Write out the material exactly, without any of its pictures.

_ _ _

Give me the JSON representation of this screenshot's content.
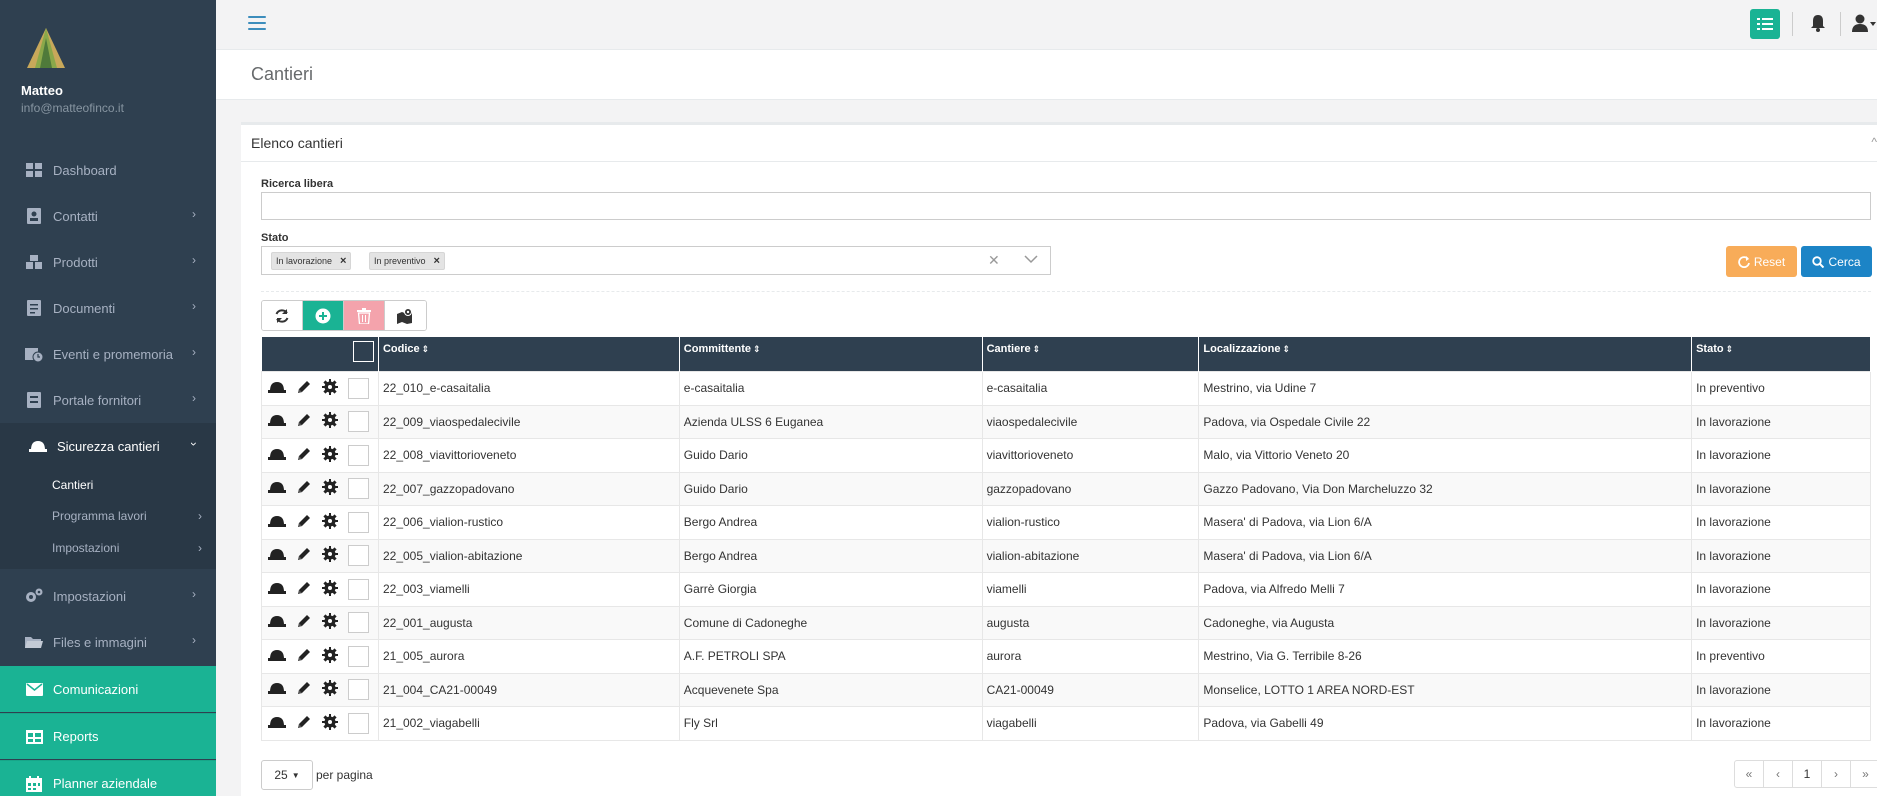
{
  "user": {
    "name": "Matteo",
    "email": "info@matteofinco.it"
  },
  "sidebar": {
    "items": [
      {
        "label": "Dashboard",
        "icon": "dashboard-icon"
      },
      {
        "label": "Contatti",
        "icon": "contacts-icon"
      },
      {
        "label": "Prodotti",
        "icon": "products-icon"
      },
      {
        "label": "Documenti",
        "icon": "documents-icon"
      },
      {
        "label": "Eventi e promemoria",
        "icon": "calendar-clock-icon"
      },
      {
        "label": "Portale fornitori",
        "icon": "portal-icon"
      },
      {
        "label": "Sicurezza cantieri",
        "icon": "helmet-icon"
      },
      {
        "label": "Impostazioni",
        "icon": "gears-icon"
      },
      {
        "label": "Files e immagini",
        "icon": "folder-icon"
      },
      {
        "label": "Comunicazioni",
        "icon": "envelope-icon"
      },
      {
        "label": "Reports",
        "icon": "table-icon"
      },
      {
        "label": "Planner aziendale",
        "icon": "calendar-icon"
      }
    ],
    "sub": [
      {
        "label": "Cantieri"
      },
      {
        "label": "Programma lavori"
      },
      {
        "label": "Impostazioni"
      }
    ]
  },
  "page": {
    "title": "Cantieri"
  },
  "panel": {
    "title": "Elenco cantieri"
  },
  "filters": {
    "search_label": "Ricerca libera",
    "search_value": "",
    "stato_label": "Stato",
    "tags": [
      "In lavorazione",
      "In preventivo"
    ],
    "reset_label": "Reset",
    "cerca_label": "Cerca"
  },
  "table": {
    "headers": [
      "Codice",
      "Committente",
      "Cantiere",
      "Localizzazione",
      "Stato"
    ],
    "rows": [
      [
        "22_010_e-casaitalia",
        "e-casaitalia",
        "e-casaitalia",
        "Mestrino, via Udine 7",
        "In preventivo"
      ],
      [
        "22_009_viaospedalecivile",
        "Azienda ULSS 6 Euganea",
        "viaospedalecivile",
        "Padova, via Ospedale Civile 22",
        "In lavorazione"
      ],
      [
        "22_008_viavittorioveneto",
        "Guido Dario",
        "viavittorioveneto",
        "Malo, via Vittorio Veneto 20",
        "In lavorazione"
      ],
      [
        "22_007_gazzopadovano",
        "Guido Dario",
        "gazzopadovano",
        "Gazzo Padovano, Via Don Marcheluzzo 32",
        "In lavorazione"
      ],
      [
        "22_006_vialion-rustico",
        "Bergo Andrea",
        "vialion-rustico",
        "Masera' di Padova, via Lion 6/A",
        "In lavorazione"
      ],
      [
        "22_005_vialion-abitazione",
        "Bergo Andrea",
        "vialion-abitazione",
        "Masera' di Padova, via Lion 6/A",
        "In lavorazione"
      ],
      [
        "22_003_viamelli",
        "Garrè Giorgia",
        "viamelli",
        "Padova, via Alfredo Melli 7",
        "In lavorazione"
      ],
      [
        "22_001_augusta",
        "Comune di Cadoneghe",
        "augusta",
        "Cadoneghe, via Augusta",
        "In lavorazione"
      ],
      [
        "21_005_aurora",
        "A.F. PETROLI SPA",
        "aurora",
        "Mestrino, Via G. Terribile 8-26",
        "In preventivo"
      ],
      [
        "21_004_CA21-00049",
        "Acquevenete Spa",
        "CA21-00049",
        "Monselice, LOTTO 1 AREA NORD-EST",
        "In lavorazione"
      ],
      [
        "21_002_viagabelli",
        "Fly Srl",
        "viagabelli",
        "Padova, via Gabelli 49",
        "In lavorazione"
      ]
    ]
  },
  "pager": {
    "size": "25",
    "label": "per pagina",
    "pages": [
      "«",
      "‹",
      "1",
      "›",
      "»"
    ]
  },
  "colors": {
    "sidebar": "#2f4050",
    "green": "#1ab394",
    "orange": "#f8ac59",
    "blue": "#1c84c6"
  }
}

_ _ _

**RESULT OF THIS TASK:**
Give me the JSON representation of this screenshot's content.
{
  "user": {
    "name": "Matteo",
    "email": "info@matteofinco.it"
  },
  "sidebar": {
    "items": [
      {
        "label": "Dashboard",
        "icon": "dashboard-icon"
      },
      {
        "label": "Contatti",
        "icon": "contacts-icon"
      },
      {
        "label": "Prodotti",
        "icon": "products-icon"
      },
      {
        "label": "Documenti",
        "icon": "documents-icon"
      },
      {
        "label": "Eventi e promemoria",
        "icon": "calendar-clock-icon"
      },
      {
        "label": "Portale fornitori",
        "icon": "portal-icon"
      },
      {
        "label": "Sicurezza cantieri",
        "icon": "helmet-icon"
      },
      {
        "label": "Impostazioni",
        "icon": "gears-icon"
      },
      {
        "label": "Files e immagini",
        "icon": "folder-icon"
      },
      {
        "label": "Comunicazioni",
        "icon": "envelope-icon"
      },
      {
        "label": "Reports",
        "icon": "table-icon"
      },
      {
        "label": "Planner aziendale",
        "icon": "calendar-icon"
      }
    ],
    "sub": [
      {
        "label": "Cantieri"
      },
      {
        "label": "Programma lavori"
      },
      {
        "label": "Impostazioni"
      }
    ]
  },
  "page": {
    "title": "Cantieri"
  },
  "panel": {
    "title": "Elenco cantieri"
  },
  "filters": {
    "search_label": "Ricerca libera",
    "search_value": "",
    "stato_label": "Stato",
    "tags": [
      "In lavorazione",
      "In preventivo"
    ],
    "reset_label": "Reset",
    "cerca_label": "Cerca"
  },
  "table": {
    "headers": [
      "Codice",
      "Committente",
      "Cantiere",
      "Localizzazione",
      "Stato"
    ],
    "rows": [
      [
        "22_010_e-casaitalia",
        "e-casaitalia",
        "e-casaitalia",
        "Mestrino, via Udine 7",
        "In preventivo"
      ],
      [
        "22_009_viaospedalecivile",
        "Azienda ULSS 6 Euganea",
        "viaospedalecivile",
        "Padova, via Ospedale Civile 22",
        "In lavorazione"
      ],
      [
        "22_008_viavittorioveneto",
        "Guido Dario",
        "viavittorioveneto",
        "Malo, via Vittorio Veneto 20",
        "In lavorazione"
      ],
      [
        "22_007_gazzopadovano",
        "Guido Dario",
        "gazzopadovano",
        "Gazzo Padovano, Via Don Marcheluzzo 32",
        "In lavorazione"
      ],
      [
        "22_006_vialion-rustico",
        "Bergo Andrea",
        "vialion-rustico",
        "Masera' di Padova, via Lion 6/A",
        "In lavorazione"
      ],
      [
        "22_005_vialion-abitazione",
        "Bergo Andrea",
        "vialion-abitazione",
        "Masera' di Padova, via Lion 6/A",
        "In lavorazione"
      ],
      [
        "22_003_viamelli",
        "Garrè Giorgia",
        "viamelli",
        "Padova, via Alfredo Melli 7",
        "In lavorazione"
      ],
      [
        "22_001_augusta",
        "Comune di Cadoneghe",
        "augusta",
        "Cadoneghe, via Augusta",
        "In lavorazione"
      ],
      [
        "21_005_aurora",
        "A.F. PETROLI SPA",
        "aurora",
        "Mestrino, Via G. Terribile 8-26",
        "In preventivo"
      ],
      [
        "21_004_CA21-00049",
        "Acquevenete Spa",
        "CA21-00049",
        "Monselice, LOTTO 1 AREA NORD-EST",
        "In lavorazione"
      ],
      [
        "21_002_viagabelli",
        "Fly Srl",
        "viagabelli",
        "Padova, via Gabelli 49",
        "In lavorazione"
      ]
    ]
  },
  "pager": {
    "size": "25",
    "label": "per pagina",
    "pages": [
      "«",
      "‹",
      "1",
      "›",
      "»"
    ]
  },
  "colors": {
    "sidebar": "#2f4050",
    "green": "#1ab394",
    "orange": "#f8ac59",
    "blue": "#1c84c6"
  }
}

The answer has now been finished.